[Records from a data source]
· · · · ·
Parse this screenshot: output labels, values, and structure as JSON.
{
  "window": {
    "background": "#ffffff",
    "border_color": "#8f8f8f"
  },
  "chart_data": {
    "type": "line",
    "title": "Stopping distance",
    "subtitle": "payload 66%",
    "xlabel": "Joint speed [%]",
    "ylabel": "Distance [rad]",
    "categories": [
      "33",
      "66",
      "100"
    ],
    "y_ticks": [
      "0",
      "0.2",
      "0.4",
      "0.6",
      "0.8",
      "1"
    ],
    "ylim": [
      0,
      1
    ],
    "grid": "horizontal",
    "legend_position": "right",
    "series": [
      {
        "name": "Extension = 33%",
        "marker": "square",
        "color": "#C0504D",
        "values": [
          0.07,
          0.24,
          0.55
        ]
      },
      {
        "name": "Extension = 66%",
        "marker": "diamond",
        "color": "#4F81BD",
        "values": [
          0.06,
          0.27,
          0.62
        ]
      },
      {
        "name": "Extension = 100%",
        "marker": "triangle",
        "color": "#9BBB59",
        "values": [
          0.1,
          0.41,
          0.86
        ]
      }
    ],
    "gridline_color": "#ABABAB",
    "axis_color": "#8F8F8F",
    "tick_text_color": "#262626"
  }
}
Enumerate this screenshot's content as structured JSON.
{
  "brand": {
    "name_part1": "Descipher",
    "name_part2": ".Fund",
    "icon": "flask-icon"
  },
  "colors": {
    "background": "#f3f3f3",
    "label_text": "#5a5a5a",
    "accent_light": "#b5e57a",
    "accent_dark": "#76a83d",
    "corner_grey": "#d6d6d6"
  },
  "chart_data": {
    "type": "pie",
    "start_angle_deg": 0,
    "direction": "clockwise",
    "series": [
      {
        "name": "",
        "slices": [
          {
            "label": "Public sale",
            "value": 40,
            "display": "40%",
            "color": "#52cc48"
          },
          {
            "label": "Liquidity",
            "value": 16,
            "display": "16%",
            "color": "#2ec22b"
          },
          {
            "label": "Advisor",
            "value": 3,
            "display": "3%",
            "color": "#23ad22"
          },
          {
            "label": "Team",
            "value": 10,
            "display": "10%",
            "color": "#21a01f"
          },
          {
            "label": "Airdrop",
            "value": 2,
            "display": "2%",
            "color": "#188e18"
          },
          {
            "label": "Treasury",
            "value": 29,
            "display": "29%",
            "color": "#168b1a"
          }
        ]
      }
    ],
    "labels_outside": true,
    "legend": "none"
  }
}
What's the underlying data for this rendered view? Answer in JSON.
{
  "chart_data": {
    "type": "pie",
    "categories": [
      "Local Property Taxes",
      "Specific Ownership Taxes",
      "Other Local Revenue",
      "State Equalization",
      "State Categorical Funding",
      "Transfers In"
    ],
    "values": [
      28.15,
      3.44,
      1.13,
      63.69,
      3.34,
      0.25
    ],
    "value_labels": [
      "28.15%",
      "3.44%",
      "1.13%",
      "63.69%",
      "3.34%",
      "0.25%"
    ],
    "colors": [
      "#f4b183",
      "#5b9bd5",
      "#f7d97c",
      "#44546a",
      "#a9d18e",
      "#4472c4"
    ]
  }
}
· · · · ·
Given instruction: Reproduce all of the data exactly as given.

Response to this task:
Parse this screenshot: output labels, values, and structure as JSON.
{
  "window": {
    "background": "#ffffff",
    "border_color": "#8f8f8f"
  },
  "chart_data": {
    "type": "line",
    "title": "Stopping distance",
    "subtitle": "payload 66%",
    "xlabel": "Joint speed [%]",
    "ylabel": "Distance [rad]",
    "categories": [
      "33",
      "66",
      "100"
    ],
    "y_ticks": [
      "0",
      "0.2",
      "0.4",
      "0.6",
      "0.8",
      "1"
    ],
    "ylim": [
      0,
      1
    ],
    "grid": "horizontal",
    "legend_position": "right",
    "series": [
      {
        "name": "Extension = 33%",
        "marker": "square",
        "color": "#C0504D",
        "values": [
          0.07,
          0.24,
          0.55
        ]
      },
      {
        "name": "Extension = 66%",
        "marker": "diamond",
        "color": "#4F81BD",
        "values": [
          0.06,
          0.27,
          0.62
        ]
      },
      {
        "name": "Extension = 100%",
        "marker": "triangle",
        "color": "#9BBB59",
        "values": [
          0.1,
          0.41,
          0.86
        ]
      }
    ],
    "gridline_color": "#ABABAB",
    "axis_color": "#8F8F8F",
    "tick_text_color": "#262626"
  }
}
Enumerate this screenshot's content as structured JSON.
{
  "brand": {
    "name_part1": "Descipher",
    "name_part2": ".Fund",
    "icon": "flask-icon"
  },
  "colors": {
    "background": "#f3f3f3",
    "label_text": "#5a5a5a",
    "accent_light": "#b5e57a",
    "accent_dark": "#76a83d",
    "corner_grey": "#d6d6d6"
  },
  "chart_data": {
    "type": "pie",
    "start_angle_deg": 0,
    "direction": "clockwise",
    "series": [
      {
        "name": "",
        "slices": [
          {
            "label": "Public sale",
            "value": 40,
            "display": "40%",
            "color": "#52cc48"
          },
          {
            "label": "Liquidity",
            "value": 16,
            "display": "16%",
            "color": "#2ec22b"
          },
          {
            "label": "Advisor",
            "value": 3,
            "display": "3%",
            "color": "#23ad22"
          },
          {
            "label": "Team",
            "value": 10,
            "display": "10%",
            "color": "#21a01f"
          },
          {
            "label": "Airdrop",
            "value": 2,
            "display": "2%",
            "color": "#188e18"
          },
          {
            "label": "Treasury",
            "value": 29,
            "display": "29%",
            "color": "#168b1a"
          }
        ]
      }
    ],
    "labels_outside": true,
    "legend": "none"
  }
}
What's the underlying data for this rendered view? Answer in JSON.
{
  "chart_data": {
    "type": "pie",
    "categories": [
      "Local Property Taxes",
      "Specific Ownership Taxes",
      "Other Local Revenue",
      "State Equalization",
      "State Categorical Funding",
      "Transfers In"
    ],
    "values": [
      28.15,
      3.44,
      1.13,
      63.69,
      3.34,
      0.25
    ],
    "value_labels": [
      "28.15%",
      "3.44%",
      "1.13%",
      "63.69%",
      "3.34%",
      "0.25%"
    ],
    "colors": [
      "#f4b183",
      "#5b9bd5",
      "#f7d97c",
      "#44546a",
      "#a9d18e",
      "#4472c4"
    ]
  }
}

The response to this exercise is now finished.